STATED GOAL: Provide only the number of lines in the data below that contain the word "ratio".

---- DATA SHOWN

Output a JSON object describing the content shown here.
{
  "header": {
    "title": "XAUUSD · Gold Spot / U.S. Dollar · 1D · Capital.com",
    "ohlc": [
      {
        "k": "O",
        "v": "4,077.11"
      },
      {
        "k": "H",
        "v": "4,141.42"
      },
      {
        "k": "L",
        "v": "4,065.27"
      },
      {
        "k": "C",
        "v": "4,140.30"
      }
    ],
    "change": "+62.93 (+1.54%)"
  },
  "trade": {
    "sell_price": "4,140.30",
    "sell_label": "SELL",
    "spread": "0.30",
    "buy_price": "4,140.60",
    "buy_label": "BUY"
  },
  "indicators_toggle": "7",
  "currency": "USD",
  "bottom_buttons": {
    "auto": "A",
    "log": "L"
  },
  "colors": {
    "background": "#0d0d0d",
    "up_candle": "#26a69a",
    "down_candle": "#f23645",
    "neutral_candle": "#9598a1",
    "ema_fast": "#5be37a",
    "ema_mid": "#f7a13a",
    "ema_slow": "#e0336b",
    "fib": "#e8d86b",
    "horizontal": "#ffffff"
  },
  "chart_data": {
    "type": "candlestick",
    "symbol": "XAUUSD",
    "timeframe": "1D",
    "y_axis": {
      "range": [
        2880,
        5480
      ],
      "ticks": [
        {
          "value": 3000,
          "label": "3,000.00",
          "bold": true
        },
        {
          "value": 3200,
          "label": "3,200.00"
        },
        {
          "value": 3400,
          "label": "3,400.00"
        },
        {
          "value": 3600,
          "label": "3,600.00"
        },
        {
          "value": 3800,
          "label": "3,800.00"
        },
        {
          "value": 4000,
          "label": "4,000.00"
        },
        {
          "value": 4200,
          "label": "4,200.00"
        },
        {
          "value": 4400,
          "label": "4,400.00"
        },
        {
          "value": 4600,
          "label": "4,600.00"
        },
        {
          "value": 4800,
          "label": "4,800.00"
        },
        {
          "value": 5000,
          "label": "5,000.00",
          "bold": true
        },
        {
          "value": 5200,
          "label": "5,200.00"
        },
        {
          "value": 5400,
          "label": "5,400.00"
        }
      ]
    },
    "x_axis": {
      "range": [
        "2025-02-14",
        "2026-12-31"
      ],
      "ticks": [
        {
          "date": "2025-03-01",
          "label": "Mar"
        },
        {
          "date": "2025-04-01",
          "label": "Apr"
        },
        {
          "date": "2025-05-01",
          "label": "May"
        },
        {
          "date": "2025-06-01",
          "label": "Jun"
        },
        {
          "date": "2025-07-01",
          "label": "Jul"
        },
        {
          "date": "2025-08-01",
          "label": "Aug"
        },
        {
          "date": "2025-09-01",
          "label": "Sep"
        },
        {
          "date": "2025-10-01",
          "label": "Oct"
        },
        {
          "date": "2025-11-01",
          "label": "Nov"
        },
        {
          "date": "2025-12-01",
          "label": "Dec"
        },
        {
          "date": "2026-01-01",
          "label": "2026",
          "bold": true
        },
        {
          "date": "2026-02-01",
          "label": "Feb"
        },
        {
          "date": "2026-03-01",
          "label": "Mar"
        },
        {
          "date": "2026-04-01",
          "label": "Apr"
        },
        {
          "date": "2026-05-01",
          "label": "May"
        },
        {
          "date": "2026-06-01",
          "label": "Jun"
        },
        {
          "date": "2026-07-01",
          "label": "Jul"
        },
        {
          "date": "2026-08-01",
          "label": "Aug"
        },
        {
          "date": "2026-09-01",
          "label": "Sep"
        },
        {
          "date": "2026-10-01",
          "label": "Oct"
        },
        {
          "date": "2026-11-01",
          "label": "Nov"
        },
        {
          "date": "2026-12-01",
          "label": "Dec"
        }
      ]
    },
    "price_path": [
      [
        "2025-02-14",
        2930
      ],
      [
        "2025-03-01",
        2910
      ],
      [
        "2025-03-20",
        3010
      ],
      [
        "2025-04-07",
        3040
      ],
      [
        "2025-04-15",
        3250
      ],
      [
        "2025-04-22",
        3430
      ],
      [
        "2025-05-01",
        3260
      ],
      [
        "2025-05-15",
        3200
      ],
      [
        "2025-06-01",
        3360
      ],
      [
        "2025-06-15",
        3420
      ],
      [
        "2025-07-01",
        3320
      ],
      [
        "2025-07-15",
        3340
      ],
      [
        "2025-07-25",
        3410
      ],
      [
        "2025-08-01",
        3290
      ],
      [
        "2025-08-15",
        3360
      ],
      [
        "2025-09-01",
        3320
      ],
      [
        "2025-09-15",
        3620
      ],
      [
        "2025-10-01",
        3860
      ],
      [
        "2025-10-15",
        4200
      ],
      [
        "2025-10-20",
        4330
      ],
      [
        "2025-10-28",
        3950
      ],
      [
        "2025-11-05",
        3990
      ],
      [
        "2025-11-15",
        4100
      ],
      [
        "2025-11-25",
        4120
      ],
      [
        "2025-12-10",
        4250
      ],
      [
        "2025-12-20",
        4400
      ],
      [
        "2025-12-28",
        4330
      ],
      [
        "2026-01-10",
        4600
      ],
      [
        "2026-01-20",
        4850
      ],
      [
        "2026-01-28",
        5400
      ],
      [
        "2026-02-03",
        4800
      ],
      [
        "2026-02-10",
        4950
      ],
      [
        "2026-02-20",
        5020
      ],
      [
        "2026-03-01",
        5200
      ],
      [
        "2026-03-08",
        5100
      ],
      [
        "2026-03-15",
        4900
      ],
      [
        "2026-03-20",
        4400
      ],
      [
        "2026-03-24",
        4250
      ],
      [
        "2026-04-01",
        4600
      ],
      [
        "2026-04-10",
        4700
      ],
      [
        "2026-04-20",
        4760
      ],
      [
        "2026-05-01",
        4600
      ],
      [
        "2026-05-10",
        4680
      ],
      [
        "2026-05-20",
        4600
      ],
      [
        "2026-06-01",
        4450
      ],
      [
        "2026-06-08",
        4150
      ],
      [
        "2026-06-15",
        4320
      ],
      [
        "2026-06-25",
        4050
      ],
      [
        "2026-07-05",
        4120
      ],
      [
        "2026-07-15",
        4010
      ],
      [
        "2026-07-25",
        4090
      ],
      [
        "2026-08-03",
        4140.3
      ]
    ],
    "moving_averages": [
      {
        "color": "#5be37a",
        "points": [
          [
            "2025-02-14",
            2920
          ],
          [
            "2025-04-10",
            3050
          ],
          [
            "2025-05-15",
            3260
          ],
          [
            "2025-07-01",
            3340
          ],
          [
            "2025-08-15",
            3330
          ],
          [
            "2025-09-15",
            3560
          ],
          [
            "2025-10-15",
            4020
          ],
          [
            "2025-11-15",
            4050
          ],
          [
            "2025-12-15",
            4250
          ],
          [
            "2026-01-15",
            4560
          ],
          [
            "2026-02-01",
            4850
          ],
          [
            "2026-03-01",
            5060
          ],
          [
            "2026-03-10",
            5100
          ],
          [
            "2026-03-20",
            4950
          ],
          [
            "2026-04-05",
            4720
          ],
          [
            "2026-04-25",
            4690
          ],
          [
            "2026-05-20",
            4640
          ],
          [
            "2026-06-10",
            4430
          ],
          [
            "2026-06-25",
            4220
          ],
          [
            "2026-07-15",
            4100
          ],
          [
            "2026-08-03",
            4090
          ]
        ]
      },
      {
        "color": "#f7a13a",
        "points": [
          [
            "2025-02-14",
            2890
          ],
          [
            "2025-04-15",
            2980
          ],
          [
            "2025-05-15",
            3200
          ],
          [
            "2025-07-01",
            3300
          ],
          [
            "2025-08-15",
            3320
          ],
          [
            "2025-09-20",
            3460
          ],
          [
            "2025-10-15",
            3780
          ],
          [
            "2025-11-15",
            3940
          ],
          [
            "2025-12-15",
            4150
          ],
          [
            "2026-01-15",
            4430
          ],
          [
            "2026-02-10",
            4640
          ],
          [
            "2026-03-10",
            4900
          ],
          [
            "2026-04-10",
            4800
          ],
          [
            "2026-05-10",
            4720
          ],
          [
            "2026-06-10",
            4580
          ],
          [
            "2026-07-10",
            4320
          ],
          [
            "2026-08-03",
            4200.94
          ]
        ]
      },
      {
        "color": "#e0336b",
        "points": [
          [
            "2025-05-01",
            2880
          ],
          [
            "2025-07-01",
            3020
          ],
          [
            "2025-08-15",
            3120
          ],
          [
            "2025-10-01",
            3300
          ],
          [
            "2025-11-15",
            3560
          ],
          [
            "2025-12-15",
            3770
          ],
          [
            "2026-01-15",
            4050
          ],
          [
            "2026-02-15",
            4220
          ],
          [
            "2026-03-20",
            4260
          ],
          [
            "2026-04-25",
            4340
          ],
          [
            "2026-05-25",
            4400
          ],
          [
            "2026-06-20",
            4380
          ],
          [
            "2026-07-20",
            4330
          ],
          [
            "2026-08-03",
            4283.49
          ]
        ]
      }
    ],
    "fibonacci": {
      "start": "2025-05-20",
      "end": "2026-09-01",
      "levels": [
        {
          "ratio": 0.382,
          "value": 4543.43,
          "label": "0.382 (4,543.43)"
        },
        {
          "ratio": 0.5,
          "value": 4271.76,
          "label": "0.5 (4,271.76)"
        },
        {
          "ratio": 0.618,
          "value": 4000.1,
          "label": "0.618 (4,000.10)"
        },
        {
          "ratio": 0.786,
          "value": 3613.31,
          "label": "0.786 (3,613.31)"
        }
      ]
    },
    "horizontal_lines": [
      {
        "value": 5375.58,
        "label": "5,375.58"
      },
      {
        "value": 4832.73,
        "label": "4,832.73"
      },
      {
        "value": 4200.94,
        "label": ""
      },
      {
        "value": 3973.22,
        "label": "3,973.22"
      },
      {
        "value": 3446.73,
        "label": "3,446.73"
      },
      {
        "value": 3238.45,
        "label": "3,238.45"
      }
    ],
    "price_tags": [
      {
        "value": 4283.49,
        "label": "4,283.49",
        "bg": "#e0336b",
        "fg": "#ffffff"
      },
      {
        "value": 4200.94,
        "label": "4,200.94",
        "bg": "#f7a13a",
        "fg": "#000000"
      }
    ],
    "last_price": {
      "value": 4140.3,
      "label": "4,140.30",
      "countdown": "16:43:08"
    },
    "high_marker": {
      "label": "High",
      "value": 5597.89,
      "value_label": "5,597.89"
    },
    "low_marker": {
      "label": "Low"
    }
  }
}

--------

ANSWER TO THE EXERCISE: 4